## Given instruction:
Output the material below in full, exactly as it is.

(Data items)
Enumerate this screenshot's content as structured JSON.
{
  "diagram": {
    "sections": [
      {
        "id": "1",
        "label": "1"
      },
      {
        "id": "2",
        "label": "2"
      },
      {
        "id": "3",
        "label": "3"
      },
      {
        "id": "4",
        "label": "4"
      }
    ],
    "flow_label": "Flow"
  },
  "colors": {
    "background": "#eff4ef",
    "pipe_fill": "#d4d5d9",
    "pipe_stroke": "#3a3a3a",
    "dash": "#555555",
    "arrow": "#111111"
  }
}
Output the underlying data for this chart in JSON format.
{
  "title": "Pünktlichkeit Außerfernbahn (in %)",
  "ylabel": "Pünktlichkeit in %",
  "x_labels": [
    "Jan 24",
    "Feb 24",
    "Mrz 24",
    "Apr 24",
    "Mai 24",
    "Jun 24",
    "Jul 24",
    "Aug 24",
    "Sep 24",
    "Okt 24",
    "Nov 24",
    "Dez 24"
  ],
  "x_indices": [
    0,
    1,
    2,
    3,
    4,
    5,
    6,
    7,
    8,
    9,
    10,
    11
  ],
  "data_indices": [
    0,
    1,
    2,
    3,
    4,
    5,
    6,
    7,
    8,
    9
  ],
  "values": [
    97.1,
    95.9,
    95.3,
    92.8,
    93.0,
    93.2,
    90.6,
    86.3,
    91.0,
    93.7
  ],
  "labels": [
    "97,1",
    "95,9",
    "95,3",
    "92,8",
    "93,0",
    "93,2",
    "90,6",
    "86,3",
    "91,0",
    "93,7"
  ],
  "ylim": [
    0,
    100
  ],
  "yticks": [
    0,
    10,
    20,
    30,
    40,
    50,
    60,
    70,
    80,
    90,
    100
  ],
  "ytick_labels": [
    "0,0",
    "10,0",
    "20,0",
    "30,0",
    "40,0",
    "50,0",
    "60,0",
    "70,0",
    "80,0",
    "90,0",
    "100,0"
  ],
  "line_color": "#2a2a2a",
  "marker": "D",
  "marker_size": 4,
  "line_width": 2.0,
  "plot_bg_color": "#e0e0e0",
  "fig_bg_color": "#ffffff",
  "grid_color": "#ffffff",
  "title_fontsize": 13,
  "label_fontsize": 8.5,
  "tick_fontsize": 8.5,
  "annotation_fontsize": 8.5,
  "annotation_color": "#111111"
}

## Full solution:
Enumerate this screenshot's content as structured JSON.
{
  "diagram": {
    "sections": [
      {
        "id": "1",
        "label": "1"
      },
      {
        "id": "2",
        "label": "2"
      },
      {
        "id": "3",
        "label": "3"
      },
      {
        "id": "4",
        "label": "4"
      }
    ],
    "flow_label": "Flow"
  },
  "colors": {
    "background": "#eff4ef",
    "pipe_fill": "#d4d5d9",
    "pipe_stroke": "#3a3a3a",
    "dash": "#555555",
    "arrow": "#111111"
  }
}
Output the underlying data for this chart in JSON format.
{
  "title": "Pünktlichkeit Außerfernbahn (in %)",
  "ylabel": "Pünktlichkeit in %",
  "x_labels": [
    "Jan 24",
    "Feb 24",
    "Mrz 24",
    "Apr 24",
    "Mai 24",
    "Jun 24",
    "Jul 24",
    "Aug 24",
    "Sep 24",
    "Okt 24",
    "Nov 24",
    "Dez 24"
  ],
  "x_indices": [
    0,
    1,
    2,
    3,
    4,
    5,
    6,
    7,
    8,
    9,
    10,
    11
  ],
  "data_indices": [
    0,
    1,
    2,
    3,
    4,
    5,
    6,
    7,
    8,
    9
  ],
  "values": [
    97.1,
    95.9,
    95.3,
    92.8,
    93.0,
    93.2,
    90.6,
    86.3,
    91.0,
    93.7
  ],
  "labels": [
    "97,1",
    "95,9",
    "95,3",
    "92,8",
    "93,0",
    "93,2",
    "90,6",
    "86,3",
    "91,0",
    "93,7"
  ],
  "ylim": [
    0,
    100
  ],
  "yticks": [
    0,
    10,
    20,
    30,
    40,
    50,
    60,
    70,
    80,
    90,
    100
  ],
  "ytick_labels": [
    "0,0",
    "10,0",
    "20,0",
    "30,0",
    "40,0",
    "50,0",
    "60,0",
    "70,0",
    "80,0",
    "90,0",
    "100,0"
  ],
  "line_color": "#2a2a2a",
  "marker": "D",
  "marker_size": 4,
  "line_width": 2.0,
  "plot_bg_color": "#e0e0e0",
  "fig_bg_color": "#ffffff",
  "grid_color": "#ffffff",
  "title_fontsize": 13,
  "label_fontsize": 8.5,
  "tick_fontsize": 8.5,
  "annotation_fontsize": 8.5,
  "annotation_color": "#111111"
}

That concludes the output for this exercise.